» **Stated problem**
Copy out every line exactly, passing over the pictures.

» **Stored entries**
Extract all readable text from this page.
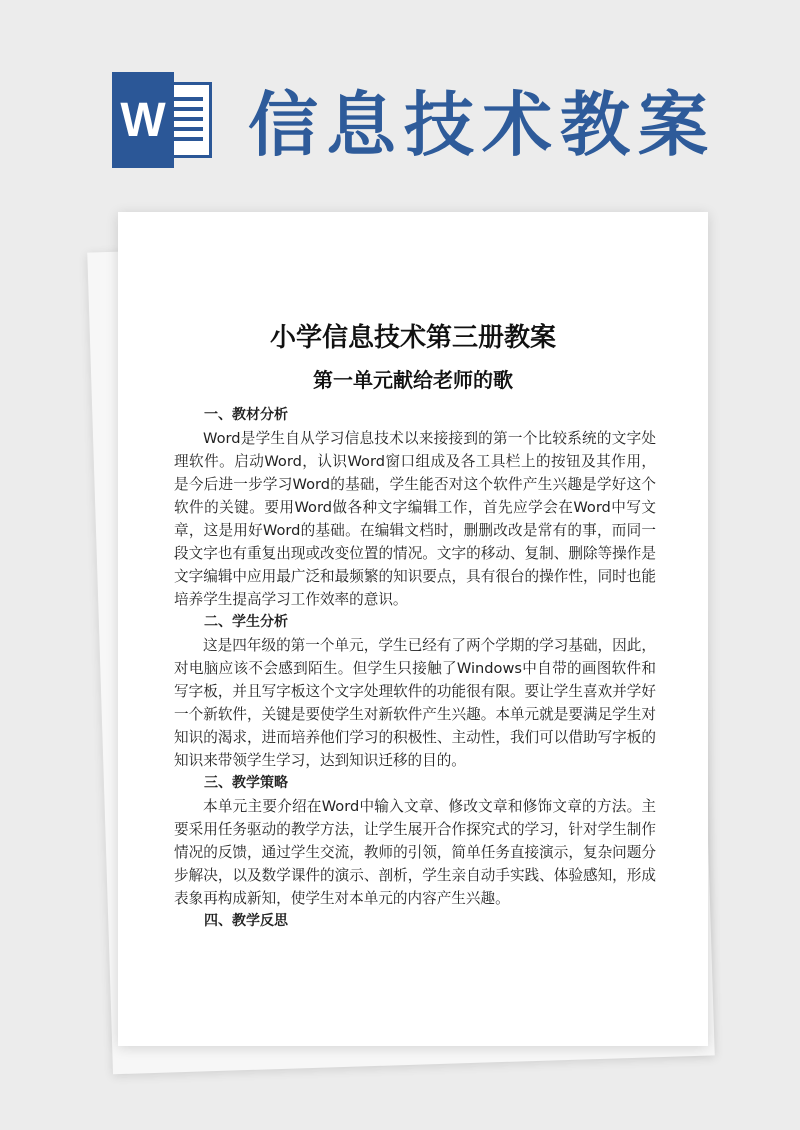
W 信息技术教案
小学信息技术第三册教案
第一单元献给老师的歌
一、教材分析
Word是学生自从学习信息技术以来接接到的第一个比较系统的文字处理软件。启动Word，认识Word窗口组成及各工具栏上的按钮及其作用，是今后进一步学习Word的基础，学生能否对这个软件产生兴趣是学好这个软件的关键。要用Word做各种文字编辑工作，首先应学会在Word中写文章，这是用好Word的基础。在编辑文档时，删删改改是常有的事，而同一段文字也有重复出现或改变位置的情况。文字的移动、复制、删除等操作是文字编辑中应用最广泛和最频繁的知识要点，具有很台的操作性，同时也能培养学生提高学习工作效率的意识。
二、学生分析
这是四年级的第一个单元，学生已经有了两个学期的学习基础，因此，对电脑应该不会感到陌生。但学生只接触了Windows中自带的画图软件和写字板，并且写字板这个文字处理软件的功能很有限。要让学生喜欢并学好一个新软件，关键是要使学生对新软件产生兴趣。本单元就是要满足学生对知识的渴求，进而培养他们学习的积极性、主动性，我们可以借助写字板的知识来带领学生学习，达到知识迁移的目的。
三、教学策略
本单元主要介绍在Word中输入文章、修改文章和修饰文章的方法。主要采用任务驱动的教学方法，让学生展开合作探究式的学习，针对学生制作情况的反馈，通过学生交流，教师的引领，简单任务直接演示，复杂问题分步解决，以及数学课件的演示、剖析，学生亲自动手实践、体验感知，形成表象再构成新知，使学生对本单元的内容产生兴趣。
四、教学反思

» **Output**
Extract all readable text from this page.
W 信息技术教案
小学信息技术第三册教案
第一单元献给老师的歌
一、教材分析
Word是学生自从学习信息技术以来接接到的第一个比较系统的文字处理软件。启动Word，认识Word窗口组成及各工具栏上的按钮及其作用，是今后进一步学习Word的基础，学生能否对这个软件产生兴趣是学好这个软件的关键。要用Word做各种文字编辑工作，首先应学会在Word中写文章，这是用好Word的基础。在编辑文档时，删删改改是常有的事，而同一段文字也有重复出现或改变位置的情况。文字的移动、复制、删除等操作是文字编辑中应用最广泛和最频繁的知识要点，具有很台的操作性，同时也能培养学生提高学习工作效率的意识。
二、学生分析
这是四年级的第一个单元，学生已经有了两个学期的学习基础，因此，对电脑应该不会感到陌生。但学生只接触了Windows中自带的画图软件和写字板，并且写字板这个文字处理软件的功能很有限。要让学生喜欢并学好一个新软件，关键是要使学生对新软件产生兴趣。本单元就是要满足学生对知识的渴求，进而培养他们学习的积极性、主动性，我们可以借助写字板的知识来带领学生学习，达到知识迁移的目的。
三、教学策略
本单元主要介绍在Word中输入文章、修改文章和修饰文章的方法。主要采用任务驱动的教学方法，让学生展开合作探究式的学习，针对学生制作情况的反馈，通过学生交流，教师的引领，简单任务直接演示，复杂问题分步解决，以及数学课件的演示、剖析，学生亲自动手实践、体验感知，形成表象再构成新知，使学生对本单元的内容产生兴趣。
四、教学反思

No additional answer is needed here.